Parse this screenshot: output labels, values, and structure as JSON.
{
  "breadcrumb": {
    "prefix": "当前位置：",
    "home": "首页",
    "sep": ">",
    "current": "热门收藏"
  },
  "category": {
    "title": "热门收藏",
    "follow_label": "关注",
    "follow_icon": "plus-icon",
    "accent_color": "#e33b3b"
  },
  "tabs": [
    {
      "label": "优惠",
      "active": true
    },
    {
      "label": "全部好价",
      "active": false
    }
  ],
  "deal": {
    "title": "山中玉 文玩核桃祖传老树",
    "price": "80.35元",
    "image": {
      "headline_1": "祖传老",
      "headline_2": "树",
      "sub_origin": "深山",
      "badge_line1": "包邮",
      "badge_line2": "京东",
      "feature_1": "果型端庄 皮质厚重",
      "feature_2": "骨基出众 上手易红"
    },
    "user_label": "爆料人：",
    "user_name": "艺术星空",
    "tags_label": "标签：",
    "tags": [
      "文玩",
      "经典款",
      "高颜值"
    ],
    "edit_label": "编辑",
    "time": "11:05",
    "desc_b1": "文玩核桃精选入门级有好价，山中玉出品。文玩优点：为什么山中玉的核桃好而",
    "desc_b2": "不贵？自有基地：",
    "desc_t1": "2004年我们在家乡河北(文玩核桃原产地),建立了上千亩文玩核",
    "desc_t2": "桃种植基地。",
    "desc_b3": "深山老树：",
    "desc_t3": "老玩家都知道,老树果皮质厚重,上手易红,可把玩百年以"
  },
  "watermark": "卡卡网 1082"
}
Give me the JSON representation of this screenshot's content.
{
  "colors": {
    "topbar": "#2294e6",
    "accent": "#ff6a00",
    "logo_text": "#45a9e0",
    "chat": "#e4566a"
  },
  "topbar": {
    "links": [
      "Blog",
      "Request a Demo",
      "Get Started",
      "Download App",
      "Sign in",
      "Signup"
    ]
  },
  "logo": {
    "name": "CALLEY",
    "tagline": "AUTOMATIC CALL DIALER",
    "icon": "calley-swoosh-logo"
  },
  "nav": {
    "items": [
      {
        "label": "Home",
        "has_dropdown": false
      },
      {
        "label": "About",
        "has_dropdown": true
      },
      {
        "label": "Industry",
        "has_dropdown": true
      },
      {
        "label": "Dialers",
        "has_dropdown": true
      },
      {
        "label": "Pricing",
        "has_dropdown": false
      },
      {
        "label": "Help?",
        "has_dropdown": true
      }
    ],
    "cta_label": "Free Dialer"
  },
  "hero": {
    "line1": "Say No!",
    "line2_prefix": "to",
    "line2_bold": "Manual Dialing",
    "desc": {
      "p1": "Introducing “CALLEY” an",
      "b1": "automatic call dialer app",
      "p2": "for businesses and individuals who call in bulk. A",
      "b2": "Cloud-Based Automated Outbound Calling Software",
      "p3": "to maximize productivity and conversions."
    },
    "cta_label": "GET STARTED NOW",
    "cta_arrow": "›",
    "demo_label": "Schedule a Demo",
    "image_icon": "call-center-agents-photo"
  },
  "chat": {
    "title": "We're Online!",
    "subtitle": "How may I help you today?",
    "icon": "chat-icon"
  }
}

**What is being asked**
Type out the entries again, word for word.

**Task output**
Parse this screenshot: output labels, values, and structure as JSON.
{
  "breadcrumb": {
    "prefix": "当前位置：",
    "home": "首页",
    "sep": ">",
    "current": "热门收藏"
  },
  "category": {
    "title": "热门收藏",
    "follow_label": "关注",
    "follow_icon": "plus-icon",
    "accent_color": "#e33b3b"
  },
  "tabs": [
    {
      "label": "优惠",
      "active": true
    },
    {
      "label": "全部好价",
      "active": false
    }
  ],
  "deal": {
    "title": "山中玉 文玩核桃祖传老树",
    "price": "80.35元",
    "image": {
      "headline_1": "祖传老",
      "headline_2": "树",
      "sub_origin": "深山",
      "badge_line1": "包邮",
      "badge_line2": "京东",
      "feature_1": "果型端庄 皮质厚重",
      "feature_2": "骨基出众 上手易红"
    },
    "user_label": "爆料人：",
    "user_name": "艺术星空",
    "tags_label": "标签：",
    "tags": [
      "文玩",
      "经典款",
      "高颜值"
    ],
    "edit_label": "编辑",
    "time": "11:05",
    "desc_b1": "文玩核桃精选入门级有好价，山中玉出品。文玩优点：为什么山中玉的核桃好而",
    "desc_b2": "不贵？自有基地：",
    "desc_t1": "2004年我们在家乡河北(文玩核桃原产地),建立了上千亩文玩核",
    "desc_t2": "桃种植基地。",
    "desc_b3": "深山老树：",
    "desc_t3": "老玩家都知道,老树果皮质厚重,上手易红,可把玩百年以"
  },
  "watermark": "卡卡网 1082"
}
Give me the JSON representation of this screenshot's content.
{
  "colors": {
    "topbar": "#2294e6",
    "accent": "#ff6a00",
    "logo_text": "#45a9e0",
    "chat": "#e4566a"
  },
  "topbar": {
    "links": [
      "Blog",
      "Request a Demo",
      "Get Started",
      "Download App",
      "Sign in",
      "Signup"
    ]
  },
  "logo": {
    "name": "CALLEY",
    "tagline": "AUTOMATIC CALL DIALER",
    "icon": "calley-swoosh-logo"
  },
  "nav": {
    "items": [
      {
        "label": "Home",
        "has_dropdown": false
      },
      {
        "label": "About",
        "has_dropdown": true
      },
      {
        "label": "Industry",
        "has_dropdown": true
      },
      {
        "label": "Dialers",
        "has_dropdown": true
      },
      {
        "label": "Pricing",
        "has_dropdown": false
      },
      {
        "label": "Help?",
        "has_dropdown": true
      }
    ],
    "cta_label": "Free Dialer"
  },
  "hero": {
    "line1": "Say No!",
    "line2_prefix": "to",
    "line2_bold": "Manual Dialing",
    "desc": {
      "p1": "Introducing “CALLEY” an",
      "b1": "automatic call dialer app",
      "p2": "for businesses and individuals who call in bulk. A",
      "b2": "Cloud-Based Automated Outbound Calling Software",
      "p3": "to maximize productivity and conversions."
    },
    "cta_label": "GET STARTED NOW",
    "cta_arrow": "›",
    "demo_label": "Schedule a Demo",
    "image_icon": "call-center-agents-photo"
  },
  "chat": {
    "title": "We're Online!",
    "subtitle": "How may I help you today?",
    "icon": "chat-icon"
  }
}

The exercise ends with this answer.